Every line containing the word "value" needs to be found and copied.

## Dataset records
━━━━━━━━━━━━━━━━━━━━━━━━━━━━━━

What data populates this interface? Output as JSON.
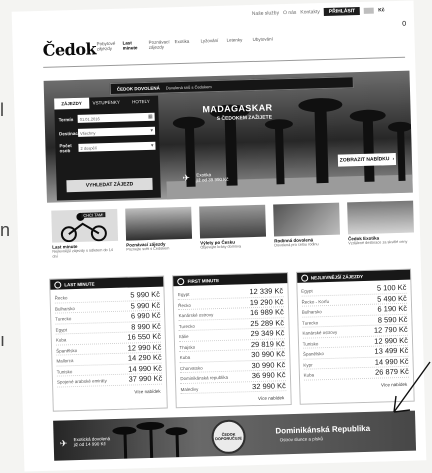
{
  "header": {
    "top_links": [
      "Naše služby",
      "O nás",
      "Kontakty"
    ],
    "login_label": "PŘIHLÁSIT",
    "currency": "Kč",
    "count": "0",
    "logo": "Čedok",
    "nav": [
      {
        "label": "Pobytové zájezdy"
      },
      {
        "label": "Last minute",
        "strong": true
      },
      {
        "label": "Poznávací zájezdy"
      },
      {
        "label": "Exotika"
      },
      {
        "label": "Lyžování"
      },
      {
        "label": "Letenky"
      },
      {
        "label": "Ubytování"
      }
    ]
  },
  "hero": {
    "strip_brand": "ČEDOK DOVOLENÁ",
    "strip_text": "Dovolená snů s Čedokem",
    "headline": "MADAGASKAR",
    "subline": "S ČEDOKEM ZAŽIJETE",
    "from_line1": "Exotika",
    "from_line2": "již od 39 990 Kč",
    "cta_label": "ZOBRAZIT NABÍDKU",
    "cta_icon": "chevron-right-icon"
  },
  "search": {
    "tabs": [
      "ZÁJEZDY",
      "VSTUPENKY",
      "HOTELY"
    ],
    "rows": [
      {
        "label": "Termín",
        "value": "01.01.2016",
        "icon": "calendar-icon"
      },
      {
        "label": "Destinace",
        "value": "Všechny",
        "icon": "chevron-down-icon"
      },
      {
        "label": "Počet osob",
        "value": "2 dospělí",
        "icon": "chevron-down-icon"
      }
    ],
    "button_label": "VYHLEDAT ZÁJEZD"
  },
  "tiles": [
    {
      "caption": "Last minute",
      "desc": "Nejlevnější zájezdy s odletem do 14 dní",
      "overlay": "CHCI TAM!"
    },
    {
      "caption": "Poznávací zájezdy",
      "desc": "Poznejte svět s Čedokem"
    },
    {
      "caption": "Výlety po Česku",
      "desc": "Objevujte krásy domova"
    },
    {
      "caption": "Rodinná dovolená",
      "desc": "Dovolená pro celou rodinu"
    },
    {
      "caption": "Čedok Exotika",
      "desc": "Vzdálené destinace za skvělé ceny"
    }
  ],
  "price_columns": [
    {
      "title": "LAST MINUTE",
      "icon": "clock-icon",
      "rows": [
        {
          "dest": "Řecko",
          "price": "5 990 Kč"
        },
        {
          "dest": "Bulharsko",
          "price": "5 990 Kč"
        },
        {
          "dest": "Turecko",
          "price": "6 990 Kč"
        },
        {
          "dest": "Egypt",
          "price": "8 990 Kč"
        },
        {
          "dest": "Kuba",
          "price": "16 550 Kč"
        },
        {
          "dest": "Španělsko",
          "price": "12 990 Kč"
        },
        {
          "dest": "Mallorca",
          "price": "14 290 Kč"
        },
        {
          "dest": "Tunisko",
          "price": "14 990 Kč"
        },
        {
          "dest": "Spojené arabské emiráty",
          "price": "37 990 Kč"
        }
      ],
      "more_label": "Více nabídek"
    },
    {
      "title": "FIRST MINUTE",
      "icon": "calendar-icon",
      "rows": [
        {
          "dest": "Egypt",
          "price": "12 339 Kč"
        },
        {
          "dest": "Řecko",
          "price": "19 290 Kč"
        },
        {
          "dest": "Kanárské ostrovy",
          "price": "16 989 Kč"
        },
        {
          "dest": "Turecko",
          "price": "25 289 Kč"
        },
        {
          "dest": "Itálie",
          "price": "29 349 Kč"
        },
        {
          "dest": "Thajsko",
          "price": "29 819 Kč"
        },
        {
          "dest": "Kuba",
          "price": "30 990 Kč"
        },
        {
          "dest": "Chorvatsko",
          "price": "30 990 Kč"
        },
        {
          "dest": "Dominikánská republika",
          "price": "36 990 Kč"
        },
        {
          "dest": "Maledivy",
          "price": "32 990 Kč"
        }
      ],
      "more_label": "Více nabídek"
    },
    {
      "title": "NEJLEVNĚJŠÍ ZÁJEZDY",
      "icon": "percent-icon",
      "rows": [
        {
          "dest": "Egypt",
          "price": "5 100 Kč"
        },
        {
          "dest": "Řecko - Korfu",
          "price": "5 490 Kč"
        },
        {
          "dest": "Bulharsko",
          "price": "6 190 Kč"
        },
        {
          "dest": "Turecko",
          "price": "8 590 Kč"
        },
        {
          "dest": "Kanárské ostrovy",
          "price": "12 790 Kč"
        },
        {
          "dest": "Tunisko",
          "price": "12 990 Kč"
        },
        {
          "dest": "Španělsko",
          "price": "13 499 Kč"
        },
        {
          "dest": "Kypr",
          "price": "14 990 Kč"
        },
        {
          "dest": "Kuba",
          "price": "26 879 Kč"
        }
      ],
      "more_label": "Více nabídek"
    }
  ],
  "banner": {
    "from_line1": "Exotická dovolená",
    "from_line2": "již od 14 990 Kč",
    "seal_text": "ČEDOK DOPORUČUJE",
    "title": "Dominikánská Republika",
    "subtitle": "Ostrov slunce a písků"
  }
}
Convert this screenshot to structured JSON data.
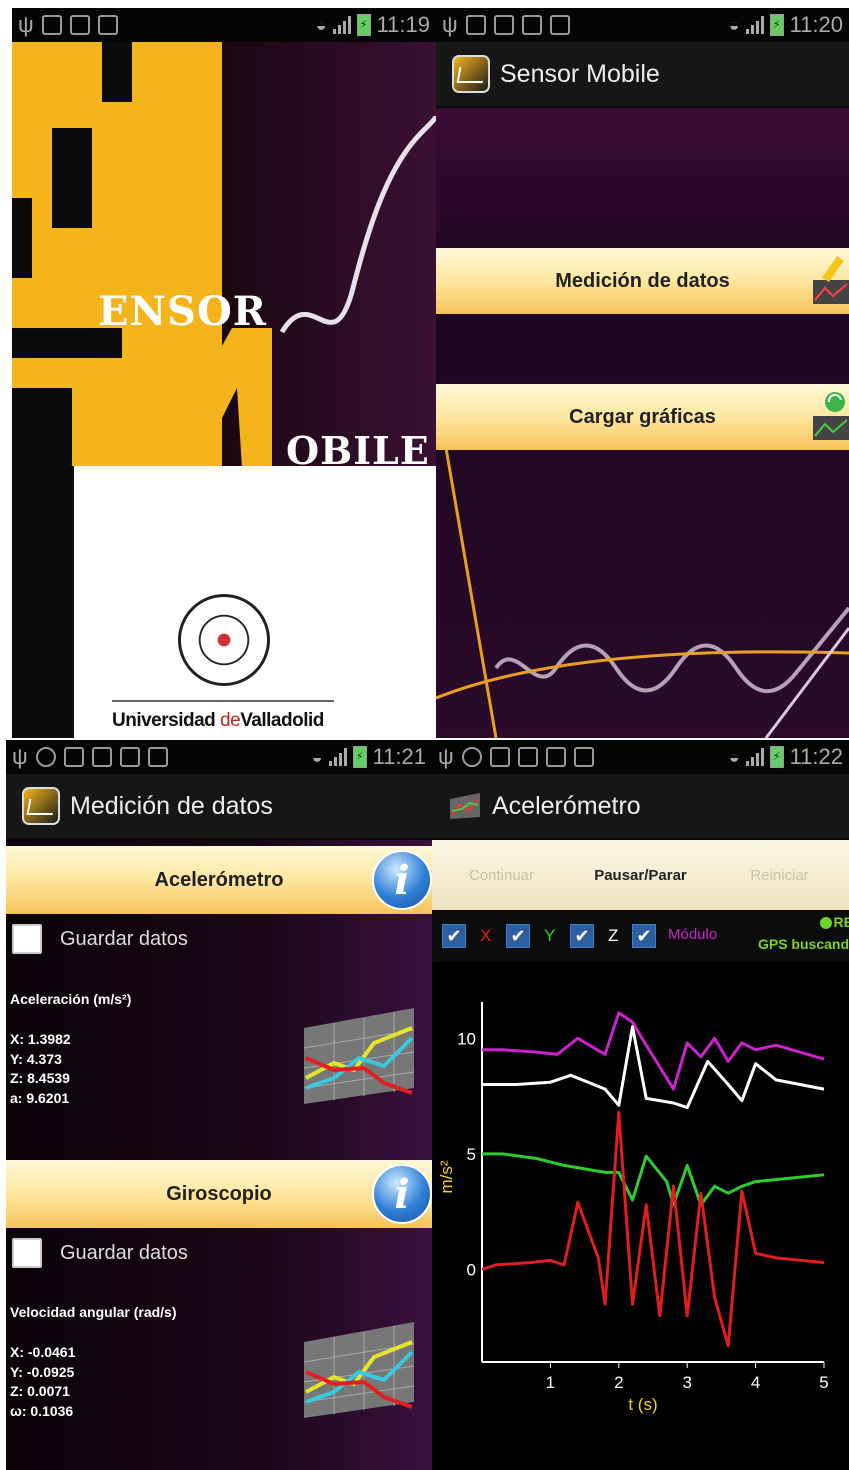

━━━━━━━━━━━━━━━━━━━━━━━━━━━━━━

## EXERCISE SOLUTION
        "value": "01.01.2016",
        "value": "Všechny",
        "value": "2 dospělí",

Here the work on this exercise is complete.